INSTRUCTIONS FOR THE TASK:
Copy the records below exactly, leaving out any pictures.

(Extracted data entries)
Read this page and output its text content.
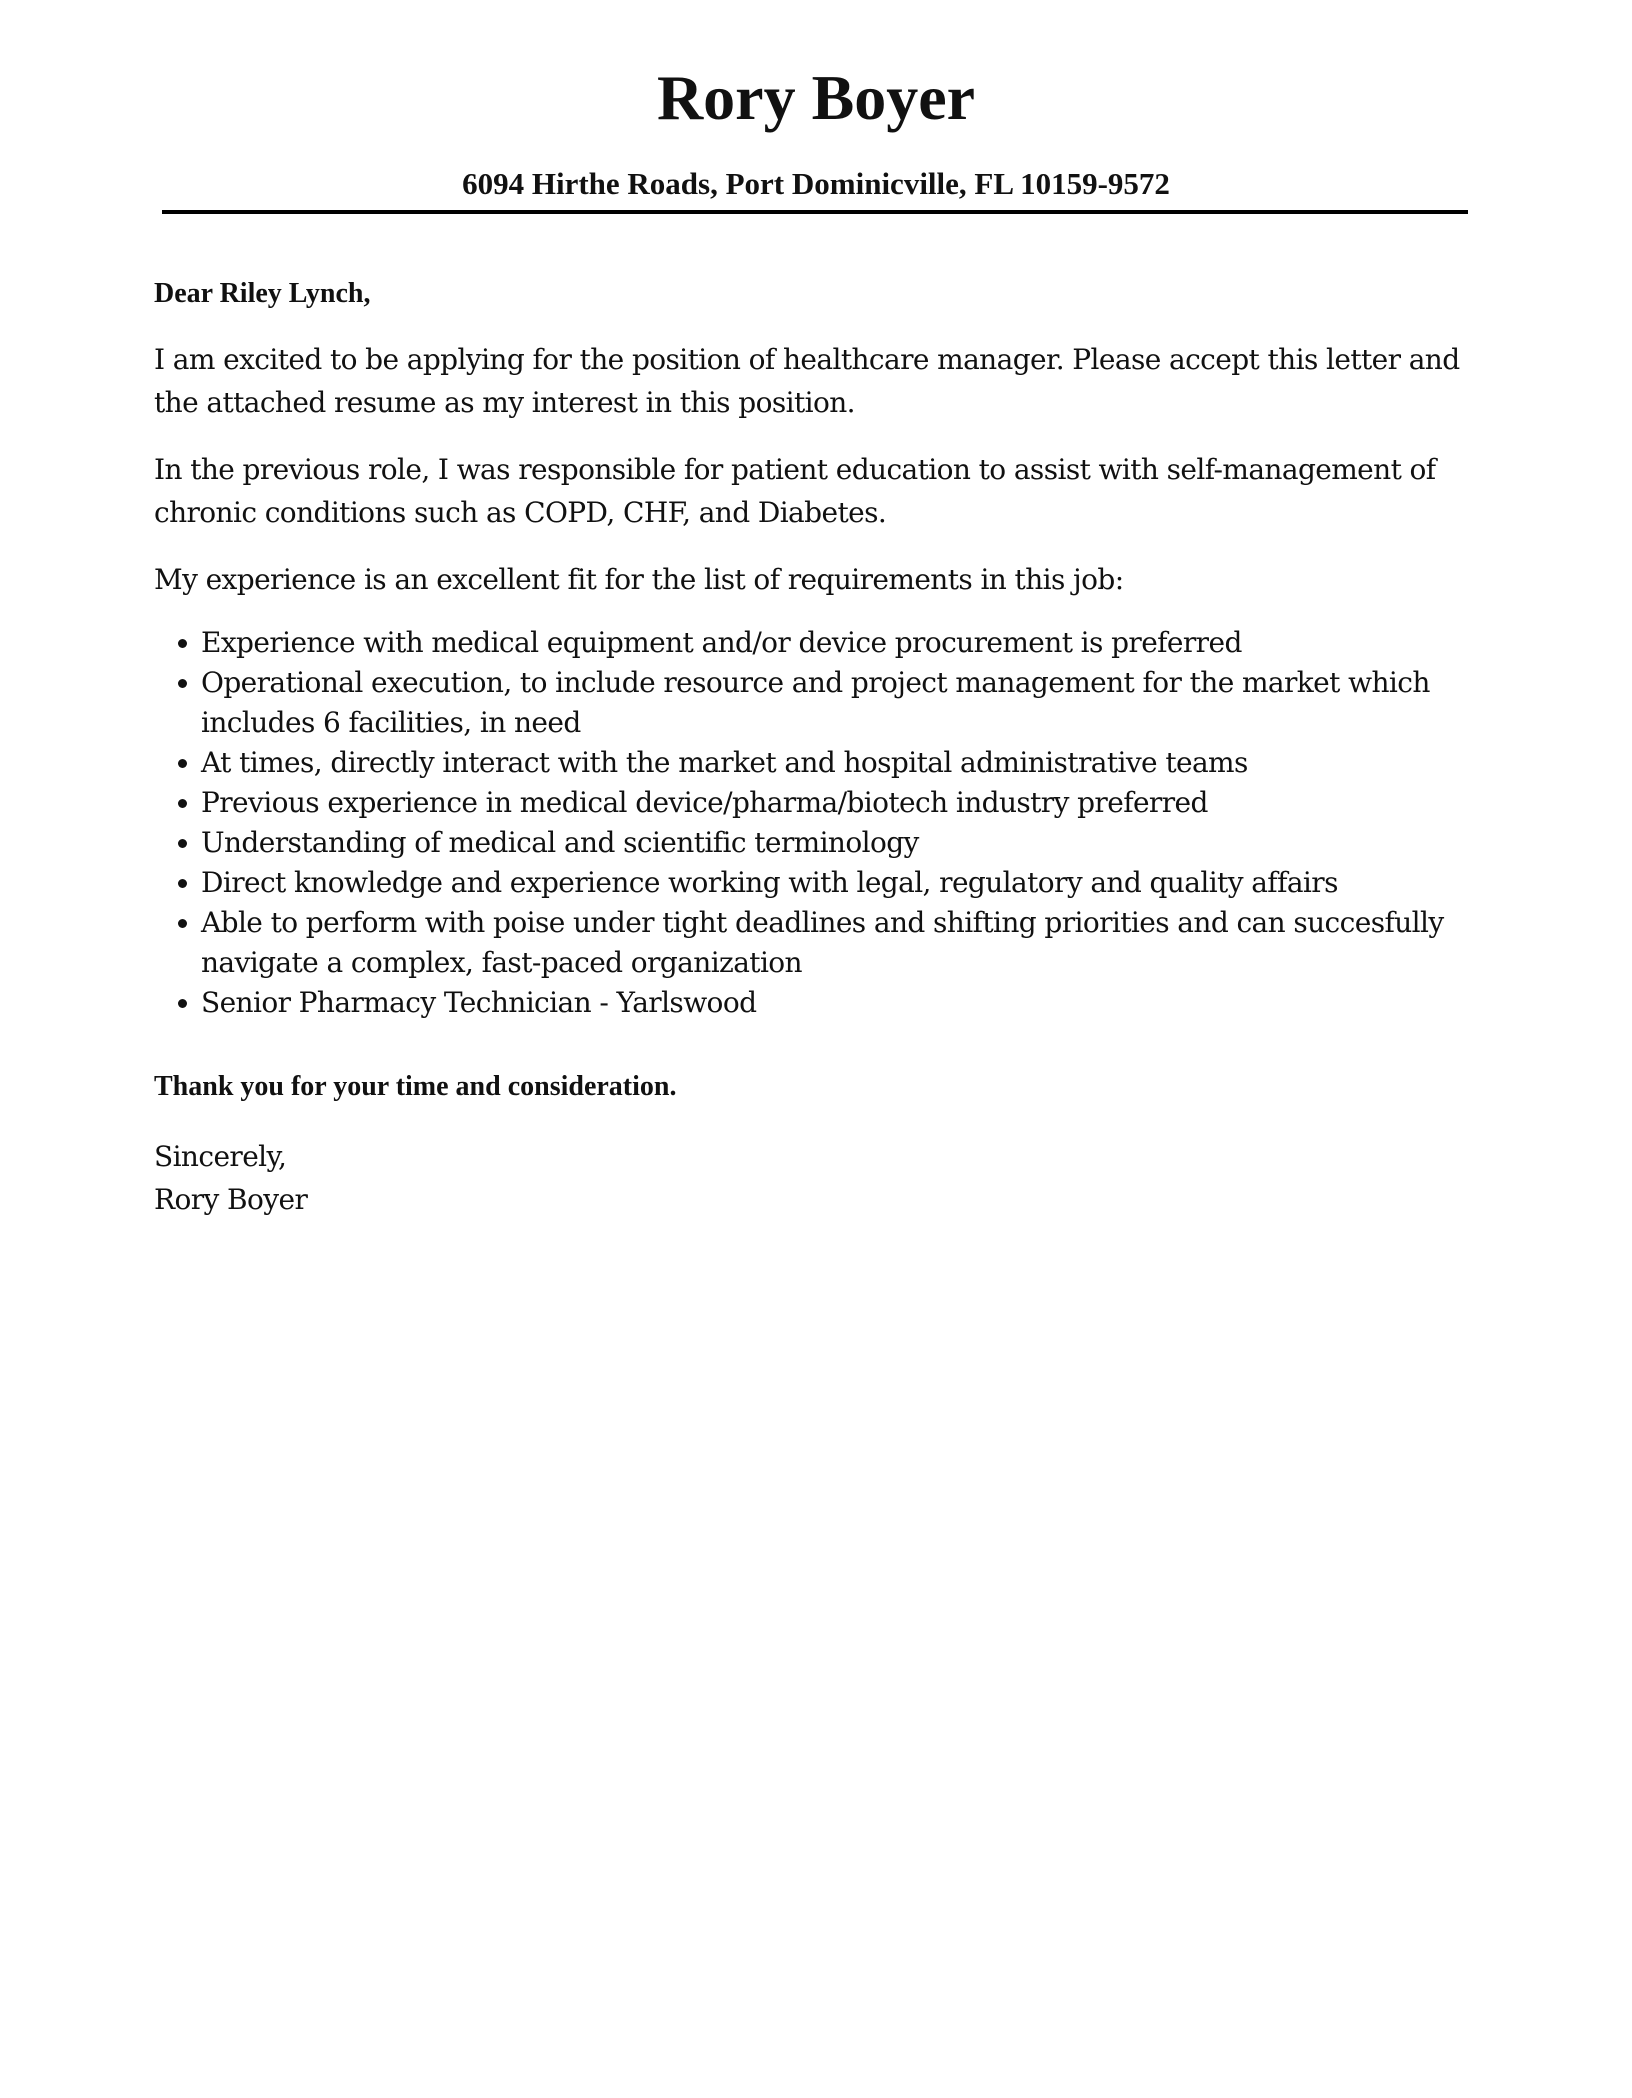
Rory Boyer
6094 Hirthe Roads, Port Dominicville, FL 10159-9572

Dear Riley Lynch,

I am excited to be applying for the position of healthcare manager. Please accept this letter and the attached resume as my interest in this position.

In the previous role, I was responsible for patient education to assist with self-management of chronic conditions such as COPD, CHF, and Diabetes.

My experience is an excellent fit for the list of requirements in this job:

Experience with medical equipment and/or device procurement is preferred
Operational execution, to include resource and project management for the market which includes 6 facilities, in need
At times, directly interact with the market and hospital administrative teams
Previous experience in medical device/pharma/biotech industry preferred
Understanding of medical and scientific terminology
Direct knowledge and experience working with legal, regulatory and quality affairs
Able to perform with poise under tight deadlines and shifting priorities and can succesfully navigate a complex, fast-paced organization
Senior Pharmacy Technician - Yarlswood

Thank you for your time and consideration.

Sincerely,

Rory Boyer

IN RESPONSE:
Read this page and output its text content.
Rory Boyer
6094 Hirthe Roads, Port Dominicville, FL 10159-9572

Dear Riley Lynch,

I am excited to be applying for the position of healthcare manager. Please accept this letter and the attached resume as my interest in this position.

In the previous role, I was responsible for patient education to assist with self-management of chronic conditions such as COPD, CHF, and Diabetes.

My experience is an excellent fit for the list of requirements in this job:

Experience with medical equipment and/or device procurement is preferred
Operational execution, to include resource and project management for the market which includes 6 facilities, in need
At times, directly interact with the market and hospital administrative teams
Previous experience in medical device/pharma/biotech industry preferred
Understanding of medical and scientific terminology
Direct knowledge and experience working with legal, regulatory and quality affairs
Able to perform with poise under tight deadlines and shifting priorities and can succesfully navigate a complex, fast-paced organization
Senior Pharmacy Technician - Yarlswood

Thank you for your time and consideration.

Sincerely,

Rory Boyer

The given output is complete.